**Exercise aim:**
All entries are to be printed again exactly, with their images omitted.

**Available data:**

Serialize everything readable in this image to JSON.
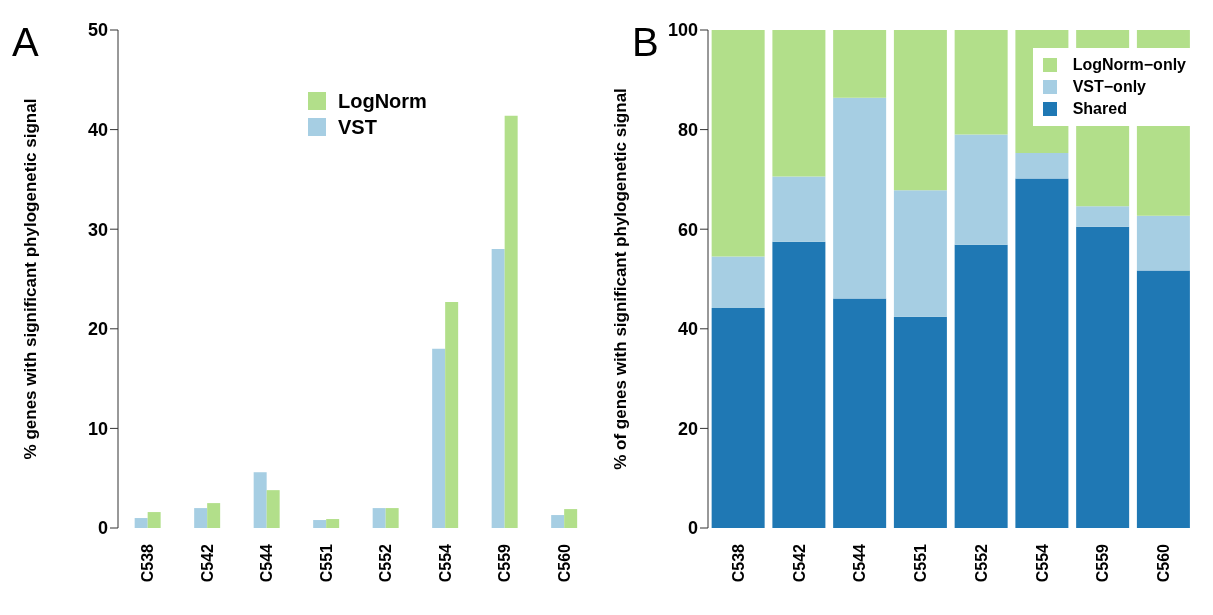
{
  "chart_data": [
    {
      "type": "bar",
      "title": "A",
      "ylabel": "% genes with significant phylogenetic signal",
      "categories": [
        "C538",
        "C542",
        "C544",
        "C551",
        "C552",
        "C554",
        "C559",
        "C560"
      ],
      "series": [
        {
          "name": "VST",
          "color": "#a6cee3",
          "values": [
            1.0,
            2.0,
            5.6,
            0.8,
            2.0,
            18.0,
            28.0,
            1.3
          ]
        },
        {
          "name": "LogNorm",
          "color": "#b2df8a",
          "values": [
            1.6,
            2.5,
            3.8,
            0.9,
            2.0,
            22.7,
            41.4,
            1.9
          ]
        }
      ],
      "ylim": [
        0,
        50
      ],
      "yticks": [
        0,
        10,
        20,
        30,
        40,
        50
      ],
      "legend": "top"
    },
    {
      "type": "bar",
      "title": "B",
      "ylabel": "% of genes with significant phylogenetic signal",
      "categories": [
        "C538",
        "C542",
        "C544",
        "C551",
        "C552",
        "C554",
        "C559",
        "C560"
      ],
      "stacked": true,
      "series": [
        {
          "name": "Shared",
          "color": "#1f78b4",
          "values": [
            44.2,
            57.5,
            46.1,
            42.4,
            56.9,
            70.2,
            60.5,
            51.7
          ]
        },
        {
          "name": "VST−only",
          "color": "#a6cee3",
          "values": [
            10.3,
            13.1,
            40.3,
            25.4,
            22.1,
            5.1,
            4.1,
            11.0
          ]
        },
        {
          "name": "LogNorm−only",
          "color": "#b2df8a",
          "values": [
            45.5,
            29.4,
            13.6,
            32.2,
            21.0,
            24.7,
            35.4,
            37.3
          ]
        }
      ],
      "ylim": [
        0,
        100
      ],
      "yticks": [
        0,
        20,
        40,
        60,
        80,
        100
      ],
      "legend": "top right"
    }
  ]
}
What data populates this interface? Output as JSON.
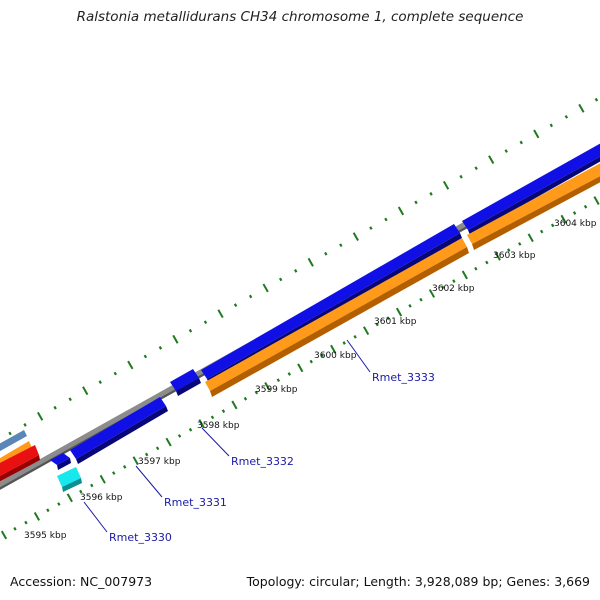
{
  "title": "Ralstonia metallidurans CH34 chromosome 1, complete sequence",
  "footer": {
    "accession": "Accession: NC_007973",
    "summary": "Topology: circular; Length: 3,928,089 bp; Genes: 3,669"
  },
  "tick_labels": [
    "3595 kbp",
    "3596 kbp",
    "3597 kbp",
    "3598 kbp",
    "3599 kbp",
    "3600 kbp",
    "3601 kbp",
    "3602 kbp",
    "3603 kbp",
    "3604 kbp"
  ],
  "gene_labels": [
    "Rmet_3330",
    "Rmet_3331",
    "Rmet_3332",
    "Rmet_3333"
  ],
  "colors": {
    "backbone": "#8c8c8c",
    "forward_cds": "#1010e6",
    "reverse_cds": "#ff9a1a",
    "small_cds": "#16e8ee",
    "red_feature": "#e81010",
    "steel_feature": "#5a86b8",
    "ticks": "#1f7a1f",
    "label_line": "#1a1aa6"
  }
}
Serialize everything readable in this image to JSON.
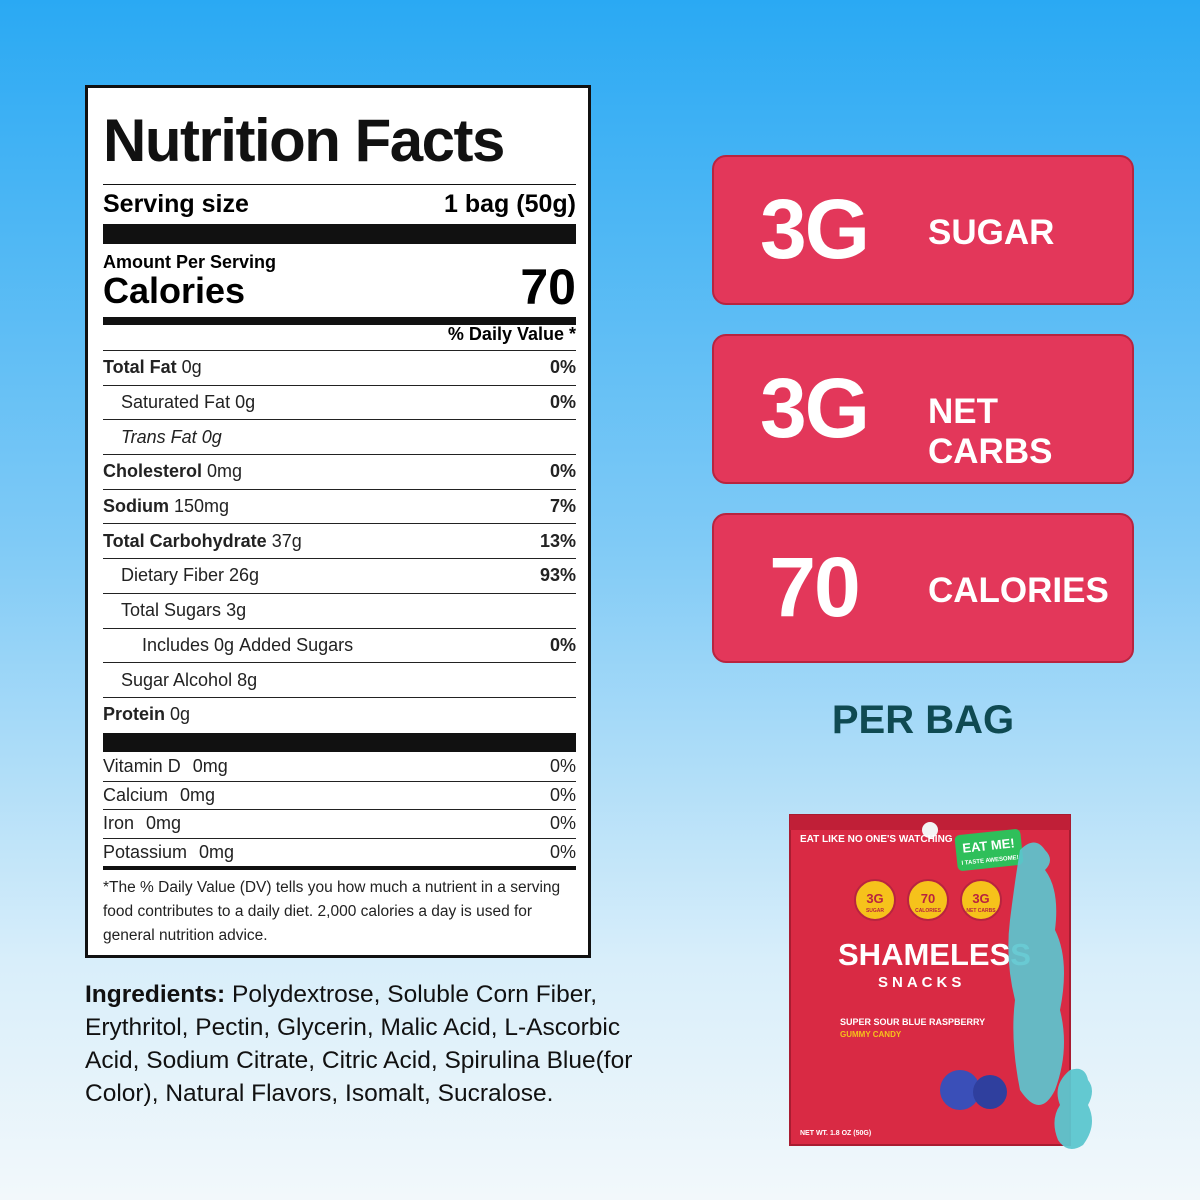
{
  "nutrition": {
    "title": "Nutrition Facts",
    "serving_label": "Serving size",
    "serving_value": "1 bag (50g)",
    "amount_per_serving": "Amount Per Serving",
    "calories_label": "Calories",
    "calories_value": "70",
    "daily_value_header": "% Daily Value *",
    "rows": [
      {
        "label": "Total Fat",
        "amount": "0g",
        "dv": "0%"
      },
      {
        "label": "Saturated Fat",
        "amount": "0g",
        "dv": "0%"
      },
      {
        "label": "Trans Fat",
        "amount": "0g"
      },
      {
        "label": "Cholesterol",
        "amount": "0mg",
        "dv": "0%"
      },
      {
        "label": "Sodium",
        "amount": "150mg",
        "dv": "7%"
      },
      {
        "label": "Total Carbohydrate",
        "amount": "37g",
        "dv": "13%"
      },
      {
        "label": "Dietary Fiber",
        "amount": "26g",
        "dv": "93%"
      },
      {
        "label": "Total Sugars",
        "amount": "3g"
      },
      {
        "label": "Includes",
        "amount": "0g",
        "suffix": "Added Sugars",
        "dv": "0%"
      },
      {
        "label": "Sugar Alcohol",
        "amount": "8g"
      },
      {
        "label": "Protein",
        "amount": "0g"
      }
    ],
    "vitamins": [
      {
        "label": "Vitamin D",
        "amount": "0mg",
        "dv": "0%"
      },
      {
        "label": "Calcium",
        "amount": "0mg",
        "dv": "0%"
      },
      {
        "label": "Iron",
        "amount": "0mg",
        "dv": "0%"
      },
      {
        "label": "Potassium",
        "amount": "0mg",
        "dv": "0%"
      }
    ],
    "footnote": "*The % Daily Value (DV) tells you how much a nutrient in a serving food contributes to a daily diet. 2,000 calories a day is used for general nutrition advice."
  },
  "ingredients": {
    "label": "Ingredients:",
    "text": "Polydextrose, Soluble Corn Fiber, Erythritol, Pectin, Glycerin, Malic Acid, L-Ascorbic Acid, Sodium Citrate, Citric Acid, Spirulina Blue(for Color), Natural Flavors, Isomalt, Sucralose."
  },
  "badges": [
    {
      "value": "3G",
      "label": "SUGAR"
    },
    {
      "value": "3G",
      "label": "NET CARBS"
    },
    {
      "value": "70",
      "label": "CALORIES"
    }
  ],
  "per_bag": "PER BAG",
  "bag": {
    "tagline": "EAT LIKE NO ONE'S WATCHING",
    "sticker": "EAT ME!",
    "sticker_sub": "I TASTE AWESOME!",
    "stats": [
      {
        "value": "3G",
        "label": "SUGAR"
      },
      {
        "value": "70",
        "label": "CALORIES"
      },
      {
        "value": "3G",
        "label": "NET CARBS"
      }
    ],
    "brand": "SHAMELESS",
    "brand_sub": "SNACKS",
    "flavor": "SUPER SOUR BLUE RASPBERRY",
    "candy_type": "GUMMY CANDY",
    "net_weight": "NET WT. 1.8 OZ (50G)"
  }
}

**Result for this task:**
Serialize everything readable in this image to JSON.
{
  "chart_data": [
    {
      "type": "bar",
      "title": "A",
      "ylabel": "% genes with significant phylogenetic signal",
      "categories": [
        "C538",
        "C542",
        "C544",
        "C551",
        "C552",
        "C554",
        "C559",
        "C560"
      ],
      "series": [
        {
          "name": "VST",
          "color": "#a6cee3",
          "values": [
            1.0,
            2.0,
            5.6,
            0.8,
            2.0,
            18.0,
            28.0,
            1.3
          ]
        },
        {
          "name": "LogNorm",
          "color": "#b2df8a",
          "values": [
            1.6,
            2.5,
            3.8,
            0.9,
            2.0,
            22.7,
            41.4,
            1.9
          ]
        }
      ],
      "ylim": [
        0,
        50
      ],
      "yticks": [
        0,
        10,
        20,
        30,
        40,
        50
      ],
      "legend": "top"
    },
    {
      "type": "bar",
      "title": "B",
      "ylabel": "% of genes with significant phylogenetic signal",
      "categories": [
        "C538",
        "C542",
        "C544",
        "C551",
        "C552",
        "C554",
        "C559",
        "C560"
      ],
      "stacked": true,
      "series": [
        {
          "name": "Shared",
          "color": "#1f78b4",
          "values": [
            44.2,
            57.5,
            46.1,
            42.4,
            56.9,
            70.2,
            60.5,
            51.7
          ]
        },
        {
          "name": "VST−only",
          "color": "#a6cee3",
          "values": [
            10.3,
            13.1,
            40.3,
            25.4,
            22.1,
            5.1,
            4.1,
            11.0
          ]
        },
        {
          "name": "LogNorm−only",
          "color": "#b2df8a",
          "values": [
            45.5,
            29.4,
            13.6,
            32.2,
            21.0,
            24.7,
            35.4,
            37.3
          ]
        }
      ],
      "ylim": [
        0,
        100
      ],
      "yticks": [
        0,
        20,
        40,
        60,
        80,
        100
      ],
      "legend": "top right"
    }
  ]
}
What data populates this interface? Output as JSON.
{
  "title": "Ralstonia metallidurans CH34 chromosome 1, complete sequence",
  "footer": {
    "accession": "Accession: NC_007973",
    "summary": "Topology: circular; Length: 3,928,089 bp; Genes: 3,669"
  },
  "tick_labels": [
    "3595 kbp",
    "3596 kbp",
    "3597 kbp",
    "3598 kbp",
    "3599 kbp",
    "3600 kbp",
    "3601 kbp",
    "3602 kbp",
    "3603 kbp",
    "3604 kbp"
  ],
  "gene_labels": [
    "Rmet_3330",
    "Rmet_3331",
    "Rmet_3332",
    "Rmet_3333"
  ],
  "colors": {
    "backbone": "#8c8c8c",
    "forward_cds": "#1010e6",
    "reverse_cds": "#ff9a1a",
    "small_cds": "#16e8ee",
    "red_feature": "#e81010",
    "steel_feature": "#5a86b8",
    "ticks": "#1f7a1f",
    "label_line": "#1a1aa6"
  }
}
Serialize everything readable in this image to JSON.
{
  "nutrition": {
    "title": "Nutrition Facts",
    "serving_label": "Serving size",
    "serving_value": "1 bag (50g)",
    "amount_per_serving": "Amount Per Serving",
    "calories_label": "Calories",
    "calories_value": "70",
    "daily_value_header": "% Daily Value *",
    "rows": [
      {
        "label": "Total Fat",
        "amount": "0g",
        "dv": "0%"
      },
      {
        "label": "Saturated Fat",
        "amount": "0g",
        "dv": "0%"
      },
      {
        "label": "Trans Fat",
        "amount": "0g"
      },
      {
        "label": "Cholesterol",
        "amount": "0mg",
        "dv": "0%"
      },
      {
        "label": "Sodium",
        "amount": "150mg",
        "dv": "7%"
      },
      {
        "label": "Total Carbohydrate",
        "amount": "37g",
        "dv": "13%"
      },
      {
        "label": "Dietary Fiber",
        "amount": "26g",
        "dv": "93%"
      },
      {
        "label": "Total Sugars",
        "amount": "3g"
      },
      {
        "label": "Includes",
        "amount": "0g",
        "suffix": "Added Sugars",
        "dv": "0%"
      },
      {
        "label": "Sugar Alcohol",
        "amount": "8g"
      },
      {
        "label": "Protein",
        "amount": "0g"
      }
    ],
    "vitamins": [
      {
        "label": "Vitamin D",
        "amount": "0mg",
        "dv": "0%"
      },
      {
        "label": "Calcium",
        "amount": "0mg",
        "dv": "0%"
      },
      {
        "label": "Iron",
        "amount": "0mg",
        "dv": "0%"
      },
      {
        "label": "Potassium",
        "amount": "0mg",
        "dv": "0%"
      }
    ],
    "footnote": "*The % Daily Value (DV) tells you how much a nutrient in a serving food contributes to a daily diet. 2,000 calories a day is used for general nutrition advice."
  },
  "ingredients": {
    "label": "Ingredients:",
    "text": "Polydextrose, Soluble Corn Fiber, Erythritol, Pectin, Glycerin, Malic Acid, L-Ascorbic Acid, Sodium Citrate, Citric Acid, Spirulina Blue(for Color), Natural Flavors, Isomalt, Sucralose."
  },
  "badges": [
    {
      "value": "3G",
      "label": "SUGAR"
    },
    {
      "value": "3G",
      "label": "NET CARBS"
    },
    {
      "value": "70",
      "label": "CALORIES"
    }
  ],
  "per_bag": "PER BAG",
  "bag": {
    "tagline": "EAT LIKE NO ONE'S WATCHING",
    "sticker": "EAT ME!",
    "sticker_sub": "I TASTE AWESOME!",
    "stats": [
      {
        "value": "3G",
        "label": "SUGAR"
      },
      {
        "value": "70",
        "label": "CALORIES"
      },
      {
        "value": "3G",
        "label": "NET CARBS"
      }
    ],
    "brand": "SHAMELESS",
    "brand_sub": "SNACKS",
    "flavor": "SUPER SOUR BLUE RASPBERRY",
    "candy_type": "GUMMY CANDY",
    "net_weight": "NET WT. 1.8 OZ (50G)"
  }
}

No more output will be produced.